Listed records start

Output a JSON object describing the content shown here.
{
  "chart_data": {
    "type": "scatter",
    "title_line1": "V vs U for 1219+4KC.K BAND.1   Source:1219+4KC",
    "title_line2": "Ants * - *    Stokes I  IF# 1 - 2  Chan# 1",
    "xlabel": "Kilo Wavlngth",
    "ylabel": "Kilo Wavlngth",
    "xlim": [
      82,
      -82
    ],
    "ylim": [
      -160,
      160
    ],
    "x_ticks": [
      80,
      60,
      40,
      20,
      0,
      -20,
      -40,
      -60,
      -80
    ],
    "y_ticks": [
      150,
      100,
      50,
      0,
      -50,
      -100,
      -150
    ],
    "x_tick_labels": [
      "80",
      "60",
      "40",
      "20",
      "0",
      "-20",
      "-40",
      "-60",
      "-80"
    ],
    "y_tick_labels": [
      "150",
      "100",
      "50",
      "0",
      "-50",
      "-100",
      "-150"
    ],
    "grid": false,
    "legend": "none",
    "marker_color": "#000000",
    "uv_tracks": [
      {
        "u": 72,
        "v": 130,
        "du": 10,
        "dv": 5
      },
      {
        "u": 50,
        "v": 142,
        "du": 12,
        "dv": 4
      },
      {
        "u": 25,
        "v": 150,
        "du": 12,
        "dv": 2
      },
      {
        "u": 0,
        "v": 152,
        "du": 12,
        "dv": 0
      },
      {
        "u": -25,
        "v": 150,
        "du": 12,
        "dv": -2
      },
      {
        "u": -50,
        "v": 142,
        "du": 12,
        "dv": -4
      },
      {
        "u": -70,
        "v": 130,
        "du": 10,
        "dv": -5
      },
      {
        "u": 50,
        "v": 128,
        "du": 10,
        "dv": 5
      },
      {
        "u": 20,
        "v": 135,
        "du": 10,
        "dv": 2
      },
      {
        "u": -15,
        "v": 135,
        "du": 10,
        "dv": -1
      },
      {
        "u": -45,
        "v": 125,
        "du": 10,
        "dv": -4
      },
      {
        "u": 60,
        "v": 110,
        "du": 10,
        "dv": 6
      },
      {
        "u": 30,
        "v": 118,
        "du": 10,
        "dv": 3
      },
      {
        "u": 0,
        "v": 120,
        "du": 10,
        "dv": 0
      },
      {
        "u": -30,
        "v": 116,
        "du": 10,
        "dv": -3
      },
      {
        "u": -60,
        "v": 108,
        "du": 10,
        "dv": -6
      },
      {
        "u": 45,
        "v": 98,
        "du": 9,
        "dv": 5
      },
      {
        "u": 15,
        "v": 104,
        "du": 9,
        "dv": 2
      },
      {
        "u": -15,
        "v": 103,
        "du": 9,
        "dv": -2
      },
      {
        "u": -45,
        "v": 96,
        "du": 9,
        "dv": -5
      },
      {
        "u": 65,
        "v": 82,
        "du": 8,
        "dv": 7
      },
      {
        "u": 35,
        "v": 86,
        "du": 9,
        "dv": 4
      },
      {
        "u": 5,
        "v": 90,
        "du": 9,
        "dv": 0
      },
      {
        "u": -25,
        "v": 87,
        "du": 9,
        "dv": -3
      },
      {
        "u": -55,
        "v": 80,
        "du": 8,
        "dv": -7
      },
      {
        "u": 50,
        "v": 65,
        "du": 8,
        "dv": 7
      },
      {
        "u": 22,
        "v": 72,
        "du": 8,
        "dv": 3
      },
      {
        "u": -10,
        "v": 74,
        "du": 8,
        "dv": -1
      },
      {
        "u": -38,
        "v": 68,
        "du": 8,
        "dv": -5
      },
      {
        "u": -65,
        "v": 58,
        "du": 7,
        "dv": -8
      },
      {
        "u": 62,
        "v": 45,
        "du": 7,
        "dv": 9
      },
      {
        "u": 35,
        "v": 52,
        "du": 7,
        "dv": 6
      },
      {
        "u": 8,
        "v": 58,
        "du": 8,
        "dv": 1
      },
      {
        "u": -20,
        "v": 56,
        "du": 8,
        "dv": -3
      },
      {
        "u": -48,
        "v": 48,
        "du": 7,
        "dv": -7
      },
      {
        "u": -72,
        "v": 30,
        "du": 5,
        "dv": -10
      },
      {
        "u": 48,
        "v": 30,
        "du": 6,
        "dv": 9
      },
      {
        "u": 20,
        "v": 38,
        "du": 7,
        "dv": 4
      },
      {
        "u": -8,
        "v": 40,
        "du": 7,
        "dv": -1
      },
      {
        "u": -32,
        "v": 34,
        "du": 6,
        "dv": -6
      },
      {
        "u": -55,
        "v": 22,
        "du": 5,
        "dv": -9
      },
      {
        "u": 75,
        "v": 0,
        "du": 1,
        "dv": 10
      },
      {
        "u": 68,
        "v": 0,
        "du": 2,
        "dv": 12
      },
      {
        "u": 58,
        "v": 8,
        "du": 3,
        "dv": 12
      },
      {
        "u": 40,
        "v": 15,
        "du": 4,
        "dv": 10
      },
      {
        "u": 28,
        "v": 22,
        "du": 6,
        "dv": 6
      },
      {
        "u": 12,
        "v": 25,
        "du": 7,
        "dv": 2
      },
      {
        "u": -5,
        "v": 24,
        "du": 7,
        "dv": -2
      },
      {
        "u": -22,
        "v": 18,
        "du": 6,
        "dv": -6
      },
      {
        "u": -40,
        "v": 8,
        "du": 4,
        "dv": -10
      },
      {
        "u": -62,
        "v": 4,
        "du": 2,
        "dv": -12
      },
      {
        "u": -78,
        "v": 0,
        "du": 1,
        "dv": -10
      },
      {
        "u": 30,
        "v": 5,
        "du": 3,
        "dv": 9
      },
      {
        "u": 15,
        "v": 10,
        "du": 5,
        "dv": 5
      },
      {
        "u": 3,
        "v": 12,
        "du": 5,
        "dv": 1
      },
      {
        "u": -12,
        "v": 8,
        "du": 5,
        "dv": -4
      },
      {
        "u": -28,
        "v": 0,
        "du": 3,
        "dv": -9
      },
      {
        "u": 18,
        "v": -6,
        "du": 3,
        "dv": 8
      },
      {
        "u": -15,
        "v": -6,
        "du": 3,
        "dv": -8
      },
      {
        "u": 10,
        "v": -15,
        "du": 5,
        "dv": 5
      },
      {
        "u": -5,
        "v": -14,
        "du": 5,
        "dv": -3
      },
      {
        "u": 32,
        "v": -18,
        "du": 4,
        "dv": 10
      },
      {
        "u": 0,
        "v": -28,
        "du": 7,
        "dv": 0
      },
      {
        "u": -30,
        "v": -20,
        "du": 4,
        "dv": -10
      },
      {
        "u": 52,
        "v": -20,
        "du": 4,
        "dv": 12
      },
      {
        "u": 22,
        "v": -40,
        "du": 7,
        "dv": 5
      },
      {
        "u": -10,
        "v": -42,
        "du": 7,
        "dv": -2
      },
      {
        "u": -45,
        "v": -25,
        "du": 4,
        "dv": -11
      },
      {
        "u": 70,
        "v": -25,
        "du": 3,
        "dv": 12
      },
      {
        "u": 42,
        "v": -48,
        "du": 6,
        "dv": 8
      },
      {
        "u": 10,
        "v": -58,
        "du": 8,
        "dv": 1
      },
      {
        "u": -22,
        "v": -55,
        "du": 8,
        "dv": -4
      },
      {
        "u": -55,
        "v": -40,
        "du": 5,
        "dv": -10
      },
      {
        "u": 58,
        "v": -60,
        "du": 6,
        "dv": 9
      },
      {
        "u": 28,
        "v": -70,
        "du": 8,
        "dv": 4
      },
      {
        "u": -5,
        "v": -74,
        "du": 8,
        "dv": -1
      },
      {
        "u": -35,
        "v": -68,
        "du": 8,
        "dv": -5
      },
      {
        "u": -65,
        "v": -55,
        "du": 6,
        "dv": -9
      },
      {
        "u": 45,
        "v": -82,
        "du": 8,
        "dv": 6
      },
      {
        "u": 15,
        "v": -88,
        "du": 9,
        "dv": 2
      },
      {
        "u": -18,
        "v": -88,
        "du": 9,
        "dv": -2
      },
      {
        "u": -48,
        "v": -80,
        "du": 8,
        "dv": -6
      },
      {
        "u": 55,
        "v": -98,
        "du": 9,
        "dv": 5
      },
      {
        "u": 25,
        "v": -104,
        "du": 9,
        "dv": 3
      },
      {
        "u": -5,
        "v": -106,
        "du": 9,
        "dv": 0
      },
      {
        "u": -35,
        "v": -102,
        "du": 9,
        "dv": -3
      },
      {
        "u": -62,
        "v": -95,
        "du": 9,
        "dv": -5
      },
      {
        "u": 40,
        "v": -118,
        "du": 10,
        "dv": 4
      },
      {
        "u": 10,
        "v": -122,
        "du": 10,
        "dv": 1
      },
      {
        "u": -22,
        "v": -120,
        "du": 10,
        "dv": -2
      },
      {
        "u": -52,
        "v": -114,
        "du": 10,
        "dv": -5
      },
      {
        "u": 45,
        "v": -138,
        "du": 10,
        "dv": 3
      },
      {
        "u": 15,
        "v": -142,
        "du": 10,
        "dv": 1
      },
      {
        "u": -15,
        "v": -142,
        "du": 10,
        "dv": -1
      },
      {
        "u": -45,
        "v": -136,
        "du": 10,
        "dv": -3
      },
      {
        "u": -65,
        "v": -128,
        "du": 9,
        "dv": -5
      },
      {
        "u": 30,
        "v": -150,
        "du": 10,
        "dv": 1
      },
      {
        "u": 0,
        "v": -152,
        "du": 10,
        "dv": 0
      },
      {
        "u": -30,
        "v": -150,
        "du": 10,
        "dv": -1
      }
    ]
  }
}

Listed records end

#### Task:
In the listing above, locate each line with "Wavlngth" and copy it.

#### Final result:
    "xlabel": "Kilo Wavlngth",
    "ylabel": "Kilo Wavlngth",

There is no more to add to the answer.